Your task>
Transcribe everything from "I agree with" down to "there will be." in the snow-plowing post below, keeping every word and mark unchanged.

Source extract>

    I agree with all the replies so far. I will add one thing. When you look at them, notice where the fill caps are. That is where the tanker will need room to park and fill the tanks. Usually that means all the snow has to go on the other side of the lot. Not always, but, it depends on the site and how much room there will be.

    Now, imagine having to pile all the snow on one side, and having traffic in the way. Also, imagine not knowing this until you show up to plow, and having the manager tell you "all the snow has to go over there".

    Ditto on the U edge. I blew 2 tank fills out of the ground doing 2 mph because I knew they were there. It was my brother's account, and he accused me of doing something wrong. That same storm, he went to plow the lot after me, and he blew two more out of the ground. It was a poor installation, which is what the owner said. We thought he would be mad, but he said they were installed wrong from day one, and he had been complaining about it to Mobil. Well, he got them done right, and we never had a problem after that, other than the jarring when you hit them.

Provided information>
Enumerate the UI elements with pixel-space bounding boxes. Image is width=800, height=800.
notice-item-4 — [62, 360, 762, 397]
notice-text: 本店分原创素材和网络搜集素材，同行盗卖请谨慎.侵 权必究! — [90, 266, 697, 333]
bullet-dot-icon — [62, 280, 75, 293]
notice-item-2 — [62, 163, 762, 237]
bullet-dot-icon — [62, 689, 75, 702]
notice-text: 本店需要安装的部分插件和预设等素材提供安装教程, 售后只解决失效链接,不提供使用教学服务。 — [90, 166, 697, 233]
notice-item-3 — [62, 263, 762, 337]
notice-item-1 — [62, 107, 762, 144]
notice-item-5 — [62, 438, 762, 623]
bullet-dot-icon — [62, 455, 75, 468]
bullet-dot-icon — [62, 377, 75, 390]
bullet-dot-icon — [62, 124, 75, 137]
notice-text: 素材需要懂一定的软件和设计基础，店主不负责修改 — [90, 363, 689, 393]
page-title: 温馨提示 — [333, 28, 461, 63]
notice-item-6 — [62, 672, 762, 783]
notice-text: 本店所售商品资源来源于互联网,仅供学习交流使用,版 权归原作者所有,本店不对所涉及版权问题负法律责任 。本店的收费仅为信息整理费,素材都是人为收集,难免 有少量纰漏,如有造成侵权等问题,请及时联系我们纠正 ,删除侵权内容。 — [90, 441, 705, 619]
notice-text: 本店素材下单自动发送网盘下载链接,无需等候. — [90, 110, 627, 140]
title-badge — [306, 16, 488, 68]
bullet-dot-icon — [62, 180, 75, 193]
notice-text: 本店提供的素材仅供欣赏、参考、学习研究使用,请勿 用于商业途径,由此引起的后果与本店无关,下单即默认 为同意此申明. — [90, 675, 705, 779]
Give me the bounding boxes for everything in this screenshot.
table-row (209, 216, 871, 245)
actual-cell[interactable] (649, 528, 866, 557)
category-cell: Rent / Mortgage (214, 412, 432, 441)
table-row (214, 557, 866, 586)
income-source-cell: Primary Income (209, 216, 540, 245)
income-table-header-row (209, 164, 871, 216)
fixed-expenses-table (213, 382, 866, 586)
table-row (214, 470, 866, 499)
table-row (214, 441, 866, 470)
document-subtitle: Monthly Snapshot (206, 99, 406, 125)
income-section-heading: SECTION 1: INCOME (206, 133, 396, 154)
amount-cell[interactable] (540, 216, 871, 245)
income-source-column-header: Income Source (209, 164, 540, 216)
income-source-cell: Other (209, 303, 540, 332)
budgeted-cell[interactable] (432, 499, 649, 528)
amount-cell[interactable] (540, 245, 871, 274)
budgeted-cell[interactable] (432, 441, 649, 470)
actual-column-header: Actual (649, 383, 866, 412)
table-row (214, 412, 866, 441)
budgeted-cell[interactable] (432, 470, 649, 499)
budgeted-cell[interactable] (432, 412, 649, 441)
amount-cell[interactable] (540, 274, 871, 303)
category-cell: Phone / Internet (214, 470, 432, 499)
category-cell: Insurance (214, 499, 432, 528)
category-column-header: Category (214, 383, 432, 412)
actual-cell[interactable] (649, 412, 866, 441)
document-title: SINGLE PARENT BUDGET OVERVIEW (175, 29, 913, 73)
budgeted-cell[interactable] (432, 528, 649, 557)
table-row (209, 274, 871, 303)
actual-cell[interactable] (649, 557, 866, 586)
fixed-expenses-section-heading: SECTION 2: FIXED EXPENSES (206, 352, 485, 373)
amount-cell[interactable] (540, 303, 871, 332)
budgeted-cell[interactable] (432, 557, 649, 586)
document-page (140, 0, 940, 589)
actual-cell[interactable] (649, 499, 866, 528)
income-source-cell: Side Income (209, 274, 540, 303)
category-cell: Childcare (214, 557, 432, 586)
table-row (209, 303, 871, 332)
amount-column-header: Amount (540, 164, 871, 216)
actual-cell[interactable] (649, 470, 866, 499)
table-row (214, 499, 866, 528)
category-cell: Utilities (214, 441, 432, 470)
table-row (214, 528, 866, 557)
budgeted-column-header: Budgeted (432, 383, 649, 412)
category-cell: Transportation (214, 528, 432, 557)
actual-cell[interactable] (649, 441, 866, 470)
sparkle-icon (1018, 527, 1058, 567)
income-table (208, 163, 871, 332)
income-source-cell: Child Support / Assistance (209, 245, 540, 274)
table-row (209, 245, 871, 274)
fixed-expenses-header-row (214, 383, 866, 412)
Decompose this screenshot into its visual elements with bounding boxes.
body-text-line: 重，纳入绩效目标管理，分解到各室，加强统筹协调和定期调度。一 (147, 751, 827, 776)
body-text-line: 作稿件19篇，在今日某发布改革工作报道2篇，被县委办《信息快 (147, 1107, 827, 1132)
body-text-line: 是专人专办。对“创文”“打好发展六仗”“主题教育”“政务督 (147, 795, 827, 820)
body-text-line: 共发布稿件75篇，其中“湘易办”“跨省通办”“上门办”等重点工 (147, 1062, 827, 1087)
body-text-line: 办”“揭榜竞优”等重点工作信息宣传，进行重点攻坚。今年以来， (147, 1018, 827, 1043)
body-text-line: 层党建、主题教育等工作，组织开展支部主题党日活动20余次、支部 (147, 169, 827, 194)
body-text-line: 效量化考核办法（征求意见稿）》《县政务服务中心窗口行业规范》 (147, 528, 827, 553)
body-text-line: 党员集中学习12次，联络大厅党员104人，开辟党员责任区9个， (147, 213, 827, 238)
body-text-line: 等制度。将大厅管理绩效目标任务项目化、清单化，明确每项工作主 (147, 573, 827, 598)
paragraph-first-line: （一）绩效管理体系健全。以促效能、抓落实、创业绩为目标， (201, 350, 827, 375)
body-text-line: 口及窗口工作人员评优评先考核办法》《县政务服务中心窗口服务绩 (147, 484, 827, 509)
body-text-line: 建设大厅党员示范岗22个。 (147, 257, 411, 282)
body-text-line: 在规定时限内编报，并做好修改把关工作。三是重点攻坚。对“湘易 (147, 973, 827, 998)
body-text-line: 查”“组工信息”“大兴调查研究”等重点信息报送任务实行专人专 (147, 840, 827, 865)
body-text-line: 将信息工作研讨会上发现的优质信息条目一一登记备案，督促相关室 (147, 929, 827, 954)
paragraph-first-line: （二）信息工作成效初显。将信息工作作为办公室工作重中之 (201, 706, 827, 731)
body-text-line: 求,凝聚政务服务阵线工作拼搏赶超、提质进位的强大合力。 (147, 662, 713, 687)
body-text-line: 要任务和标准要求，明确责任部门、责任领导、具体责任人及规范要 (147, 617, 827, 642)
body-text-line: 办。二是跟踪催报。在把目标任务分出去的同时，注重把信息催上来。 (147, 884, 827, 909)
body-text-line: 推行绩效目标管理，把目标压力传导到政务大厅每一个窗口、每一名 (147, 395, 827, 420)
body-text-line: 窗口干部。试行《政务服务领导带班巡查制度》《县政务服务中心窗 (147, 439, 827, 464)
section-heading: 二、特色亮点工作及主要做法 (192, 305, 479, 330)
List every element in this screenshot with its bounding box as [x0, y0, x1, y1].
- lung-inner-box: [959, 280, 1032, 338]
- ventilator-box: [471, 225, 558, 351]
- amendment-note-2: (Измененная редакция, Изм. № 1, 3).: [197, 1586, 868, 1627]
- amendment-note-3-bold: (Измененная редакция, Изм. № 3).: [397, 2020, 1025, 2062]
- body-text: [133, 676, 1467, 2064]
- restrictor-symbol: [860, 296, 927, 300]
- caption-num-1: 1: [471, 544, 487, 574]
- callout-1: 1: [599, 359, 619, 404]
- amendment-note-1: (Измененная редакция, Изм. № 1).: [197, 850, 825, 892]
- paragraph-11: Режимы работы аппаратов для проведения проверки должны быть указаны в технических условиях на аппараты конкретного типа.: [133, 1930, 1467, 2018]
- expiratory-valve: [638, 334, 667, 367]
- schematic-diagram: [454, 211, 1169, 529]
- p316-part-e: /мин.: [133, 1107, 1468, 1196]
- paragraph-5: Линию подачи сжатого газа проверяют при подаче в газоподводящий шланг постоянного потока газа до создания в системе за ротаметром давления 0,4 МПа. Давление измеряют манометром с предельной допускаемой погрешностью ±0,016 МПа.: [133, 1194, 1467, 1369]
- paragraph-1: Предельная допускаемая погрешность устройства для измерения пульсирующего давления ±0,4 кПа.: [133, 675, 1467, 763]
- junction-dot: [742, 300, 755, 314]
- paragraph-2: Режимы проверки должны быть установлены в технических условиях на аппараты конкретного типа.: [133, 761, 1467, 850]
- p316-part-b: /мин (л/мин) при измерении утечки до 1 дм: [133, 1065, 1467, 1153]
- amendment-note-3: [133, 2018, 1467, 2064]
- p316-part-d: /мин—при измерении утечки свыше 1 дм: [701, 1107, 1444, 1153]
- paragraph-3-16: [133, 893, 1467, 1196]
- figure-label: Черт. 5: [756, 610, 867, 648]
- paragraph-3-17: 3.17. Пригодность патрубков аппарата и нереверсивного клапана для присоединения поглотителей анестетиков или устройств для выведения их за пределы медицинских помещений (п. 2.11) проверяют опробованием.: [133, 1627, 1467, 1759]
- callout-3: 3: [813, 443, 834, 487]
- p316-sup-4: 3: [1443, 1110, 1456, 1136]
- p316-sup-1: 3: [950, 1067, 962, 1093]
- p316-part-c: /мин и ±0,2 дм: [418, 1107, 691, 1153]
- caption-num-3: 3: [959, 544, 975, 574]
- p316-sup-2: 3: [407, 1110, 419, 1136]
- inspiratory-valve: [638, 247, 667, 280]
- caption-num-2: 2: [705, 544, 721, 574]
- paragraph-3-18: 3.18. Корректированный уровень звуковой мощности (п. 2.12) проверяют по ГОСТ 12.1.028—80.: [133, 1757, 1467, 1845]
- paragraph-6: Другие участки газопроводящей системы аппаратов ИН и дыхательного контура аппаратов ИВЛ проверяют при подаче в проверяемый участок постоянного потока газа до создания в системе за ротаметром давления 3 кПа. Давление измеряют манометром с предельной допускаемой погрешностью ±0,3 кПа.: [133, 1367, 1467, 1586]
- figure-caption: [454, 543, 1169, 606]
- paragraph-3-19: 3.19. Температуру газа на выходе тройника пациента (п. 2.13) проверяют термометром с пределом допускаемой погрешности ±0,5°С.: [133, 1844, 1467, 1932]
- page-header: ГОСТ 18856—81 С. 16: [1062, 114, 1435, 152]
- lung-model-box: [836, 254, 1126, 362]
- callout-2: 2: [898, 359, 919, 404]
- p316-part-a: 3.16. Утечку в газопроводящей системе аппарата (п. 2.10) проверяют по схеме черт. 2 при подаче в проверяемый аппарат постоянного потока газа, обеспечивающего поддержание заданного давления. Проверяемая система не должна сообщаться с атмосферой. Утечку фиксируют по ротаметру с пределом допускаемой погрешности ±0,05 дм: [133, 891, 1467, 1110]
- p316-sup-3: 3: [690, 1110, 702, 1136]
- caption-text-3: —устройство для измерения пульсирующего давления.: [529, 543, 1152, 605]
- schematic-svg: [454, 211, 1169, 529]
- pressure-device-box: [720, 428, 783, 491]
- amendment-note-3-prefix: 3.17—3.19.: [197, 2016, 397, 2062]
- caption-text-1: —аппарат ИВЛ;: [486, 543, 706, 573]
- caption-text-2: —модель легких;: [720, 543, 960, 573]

Result of this exercise>
I agree with all the replies so far. I will add one thing. When you look at them, notice where the fill caps are. That is where the tanker will need room to park and fill the tanks. Usually that means all the snow has to go on the other side of the lot. Not always, but, it depends on the site and how much room there will be.